## Set exercise:
Return the exact lines spanning from the line with "Transcribe the text in this document." through the last line of the entries, boundaries included, and no others.

## Available data:
####################

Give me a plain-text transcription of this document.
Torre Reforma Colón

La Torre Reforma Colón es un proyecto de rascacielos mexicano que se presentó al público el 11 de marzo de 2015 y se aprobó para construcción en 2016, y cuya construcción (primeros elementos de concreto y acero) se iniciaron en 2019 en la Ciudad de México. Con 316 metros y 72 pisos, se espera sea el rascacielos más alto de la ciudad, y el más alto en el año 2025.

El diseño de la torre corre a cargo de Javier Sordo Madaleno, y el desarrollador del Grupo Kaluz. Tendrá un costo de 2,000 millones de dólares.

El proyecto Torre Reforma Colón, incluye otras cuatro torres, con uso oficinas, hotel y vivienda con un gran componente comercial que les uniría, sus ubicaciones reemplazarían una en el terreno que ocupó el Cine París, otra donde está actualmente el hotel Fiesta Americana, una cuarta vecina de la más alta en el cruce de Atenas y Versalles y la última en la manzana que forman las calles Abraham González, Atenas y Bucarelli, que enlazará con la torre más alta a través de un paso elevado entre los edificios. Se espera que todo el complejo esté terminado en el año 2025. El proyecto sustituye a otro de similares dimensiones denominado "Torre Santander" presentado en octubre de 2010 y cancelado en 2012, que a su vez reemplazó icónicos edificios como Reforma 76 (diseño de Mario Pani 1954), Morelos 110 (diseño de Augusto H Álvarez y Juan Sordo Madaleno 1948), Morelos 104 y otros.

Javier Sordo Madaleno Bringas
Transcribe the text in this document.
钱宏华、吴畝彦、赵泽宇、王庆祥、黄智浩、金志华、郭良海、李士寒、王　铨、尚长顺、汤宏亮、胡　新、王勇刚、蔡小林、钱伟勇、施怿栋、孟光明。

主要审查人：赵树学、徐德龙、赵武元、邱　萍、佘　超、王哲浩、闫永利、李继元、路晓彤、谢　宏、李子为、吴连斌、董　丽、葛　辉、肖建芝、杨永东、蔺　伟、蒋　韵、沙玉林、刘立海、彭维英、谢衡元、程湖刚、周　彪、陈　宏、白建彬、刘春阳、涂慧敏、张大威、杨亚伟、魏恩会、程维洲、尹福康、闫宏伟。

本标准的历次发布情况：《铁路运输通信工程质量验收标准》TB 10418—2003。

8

####################

## Solution to this task:
Transcribe the text in this document.
钱宏华、吴畝彦、赵泽宇、王庆祥、黄智浩、金志华、郭良海、李士寒、王　铨、尚长顺、汤宏亮、胡　新、王勇刚、蔡小林、钱伟勇、施怿栋、孟光明。

主要审查人：赵树学、徐德龙、赵武元、邱　萍、佘　超、王哲浩、闫永利、李继元、路晓彤、谢　宏、李子为、吴连斌、董　丽、葛　辉、肖建芝、杨永东、蔺　伟、蒋　韵、沙玉林、刘立海、彭维英、谢衡元、程湖刚、周　彪、陈　宏、白建彬、刘春阳、涂慧敏、张大威、杨亚伟、魏恩会、程维洲、尹福康、闫宏伟。

本标准的历次发布情况：《铁路运输通信工程质量验收标准》TB 10418—2003。

8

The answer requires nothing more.